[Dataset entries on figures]

★ ★ ★ ★ ★

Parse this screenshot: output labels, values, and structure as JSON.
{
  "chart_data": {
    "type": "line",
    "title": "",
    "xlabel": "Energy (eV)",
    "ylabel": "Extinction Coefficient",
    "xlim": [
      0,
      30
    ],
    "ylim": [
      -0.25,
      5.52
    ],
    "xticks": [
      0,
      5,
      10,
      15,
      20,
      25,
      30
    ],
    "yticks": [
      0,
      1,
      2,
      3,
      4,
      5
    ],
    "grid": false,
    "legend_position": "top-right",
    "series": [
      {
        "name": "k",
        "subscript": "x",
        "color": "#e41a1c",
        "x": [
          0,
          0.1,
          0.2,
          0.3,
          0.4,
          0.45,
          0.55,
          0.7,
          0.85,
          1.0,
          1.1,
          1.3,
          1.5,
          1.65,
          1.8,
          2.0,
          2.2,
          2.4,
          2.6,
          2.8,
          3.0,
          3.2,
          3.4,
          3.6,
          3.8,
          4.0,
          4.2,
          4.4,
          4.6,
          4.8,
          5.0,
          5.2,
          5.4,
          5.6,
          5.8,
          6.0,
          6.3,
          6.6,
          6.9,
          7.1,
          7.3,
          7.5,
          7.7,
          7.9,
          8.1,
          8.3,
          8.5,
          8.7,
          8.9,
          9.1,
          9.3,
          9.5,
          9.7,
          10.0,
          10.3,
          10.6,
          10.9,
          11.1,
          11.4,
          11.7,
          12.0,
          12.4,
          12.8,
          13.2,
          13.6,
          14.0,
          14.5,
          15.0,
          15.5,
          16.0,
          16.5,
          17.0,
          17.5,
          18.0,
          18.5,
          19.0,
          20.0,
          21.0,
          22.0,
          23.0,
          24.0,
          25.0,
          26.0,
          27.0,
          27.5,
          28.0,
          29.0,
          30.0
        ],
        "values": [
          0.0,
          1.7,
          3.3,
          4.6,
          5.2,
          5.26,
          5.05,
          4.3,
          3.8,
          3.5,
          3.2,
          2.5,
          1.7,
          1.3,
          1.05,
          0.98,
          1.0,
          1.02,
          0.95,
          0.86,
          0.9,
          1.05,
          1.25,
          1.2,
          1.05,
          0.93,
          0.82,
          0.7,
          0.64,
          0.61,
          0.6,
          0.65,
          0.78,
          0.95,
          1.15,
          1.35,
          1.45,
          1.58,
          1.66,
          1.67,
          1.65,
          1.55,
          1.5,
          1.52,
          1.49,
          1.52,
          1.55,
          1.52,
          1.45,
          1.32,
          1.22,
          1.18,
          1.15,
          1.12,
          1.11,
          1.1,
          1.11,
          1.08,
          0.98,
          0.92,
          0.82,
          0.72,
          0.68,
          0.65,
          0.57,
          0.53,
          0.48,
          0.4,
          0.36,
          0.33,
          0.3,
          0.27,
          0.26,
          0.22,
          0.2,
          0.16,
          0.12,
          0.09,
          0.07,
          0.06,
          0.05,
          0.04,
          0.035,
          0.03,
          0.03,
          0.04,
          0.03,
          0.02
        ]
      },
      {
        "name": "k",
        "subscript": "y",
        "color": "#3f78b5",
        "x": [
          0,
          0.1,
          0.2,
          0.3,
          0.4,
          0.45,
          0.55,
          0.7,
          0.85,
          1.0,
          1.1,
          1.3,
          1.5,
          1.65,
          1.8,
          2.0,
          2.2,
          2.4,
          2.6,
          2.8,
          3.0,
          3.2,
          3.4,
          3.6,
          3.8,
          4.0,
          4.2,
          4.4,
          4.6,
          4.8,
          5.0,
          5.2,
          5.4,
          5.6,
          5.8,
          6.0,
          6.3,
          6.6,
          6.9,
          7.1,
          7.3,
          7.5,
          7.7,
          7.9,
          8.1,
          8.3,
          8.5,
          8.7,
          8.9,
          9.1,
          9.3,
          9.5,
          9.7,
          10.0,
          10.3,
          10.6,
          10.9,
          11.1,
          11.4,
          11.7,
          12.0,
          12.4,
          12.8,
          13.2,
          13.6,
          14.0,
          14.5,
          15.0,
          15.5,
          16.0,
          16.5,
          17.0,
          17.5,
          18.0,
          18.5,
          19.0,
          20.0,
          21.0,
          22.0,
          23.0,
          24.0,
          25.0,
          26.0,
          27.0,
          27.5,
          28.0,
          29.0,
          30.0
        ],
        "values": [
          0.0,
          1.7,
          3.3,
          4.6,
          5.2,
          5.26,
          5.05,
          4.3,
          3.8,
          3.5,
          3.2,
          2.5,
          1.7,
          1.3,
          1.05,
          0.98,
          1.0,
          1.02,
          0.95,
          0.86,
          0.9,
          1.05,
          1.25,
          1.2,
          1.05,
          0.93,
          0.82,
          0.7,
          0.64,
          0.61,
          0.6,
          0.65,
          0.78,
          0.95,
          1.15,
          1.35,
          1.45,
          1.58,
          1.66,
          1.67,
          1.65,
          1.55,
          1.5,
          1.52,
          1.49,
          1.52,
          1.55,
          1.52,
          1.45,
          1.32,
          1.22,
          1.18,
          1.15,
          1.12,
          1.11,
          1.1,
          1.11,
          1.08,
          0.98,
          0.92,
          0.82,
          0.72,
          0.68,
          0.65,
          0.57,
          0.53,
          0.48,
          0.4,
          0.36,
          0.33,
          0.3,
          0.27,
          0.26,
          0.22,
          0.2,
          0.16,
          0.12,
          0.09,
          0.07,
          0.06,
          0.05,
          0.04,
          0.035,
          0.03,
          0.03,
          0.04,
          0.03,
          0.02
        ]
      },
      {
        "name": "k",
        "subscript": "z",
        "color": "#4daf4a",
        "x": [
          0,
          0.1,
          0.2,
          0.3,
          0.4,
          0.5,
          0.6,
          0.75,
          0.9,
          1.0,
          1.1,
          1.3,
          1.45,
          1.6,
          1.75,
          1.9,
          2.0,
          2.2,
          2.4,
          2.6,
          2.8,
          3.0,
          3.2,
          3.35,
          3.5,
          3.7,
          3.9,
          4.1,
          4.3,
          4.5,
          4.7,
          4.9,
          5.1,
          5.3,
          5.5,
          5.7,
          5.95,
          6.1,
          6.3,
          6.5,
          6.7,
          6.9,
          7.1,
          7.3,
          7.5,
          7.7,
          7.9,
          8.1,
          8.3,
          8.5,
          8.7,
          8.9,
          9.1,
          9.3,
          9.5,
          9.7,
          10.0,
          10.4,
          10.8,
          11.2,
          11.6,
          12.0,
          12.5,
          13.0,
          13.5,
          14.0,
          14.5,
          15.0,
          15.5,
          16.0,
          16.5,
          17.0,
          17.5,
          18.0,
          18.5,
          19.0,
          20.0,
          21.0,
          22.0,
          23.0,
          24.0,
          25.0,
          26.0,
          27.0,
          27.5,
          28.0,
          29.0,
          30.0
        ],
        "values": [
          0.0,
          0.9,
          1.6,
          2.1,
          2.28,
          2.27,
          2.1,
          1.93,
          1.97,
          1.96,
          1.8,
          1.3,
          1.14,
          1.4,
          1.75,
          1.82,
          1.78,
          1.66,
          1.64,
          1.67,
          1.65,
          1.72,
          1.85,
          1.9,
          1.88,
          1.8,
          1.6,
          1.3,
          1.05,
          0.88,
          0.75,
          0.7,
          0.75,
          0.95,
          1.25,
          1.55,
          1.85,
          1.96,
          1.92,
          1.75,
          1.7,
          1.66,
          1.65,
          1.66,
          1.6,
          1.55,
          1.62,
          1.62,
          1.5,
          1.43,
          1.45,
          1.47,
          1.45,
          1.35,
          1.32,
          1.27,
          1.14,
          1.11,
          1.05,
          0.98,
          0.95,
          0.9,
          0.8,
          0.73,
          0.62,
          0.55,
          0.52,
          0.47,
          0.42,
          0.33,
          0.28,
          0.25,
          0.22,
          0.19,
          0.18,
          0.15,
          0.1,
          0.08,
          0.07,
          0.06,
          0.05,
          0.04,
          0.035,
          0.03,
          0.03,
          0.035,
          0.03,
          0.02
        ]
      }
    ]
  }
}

★ ★ ★ ★ ★

▶ _Short problem_
From the entries, copy out each line containing the word "subscript".

▶ _Final answer_
        "subscript": "x",
        "subscript": "y",
        "subscript": "z",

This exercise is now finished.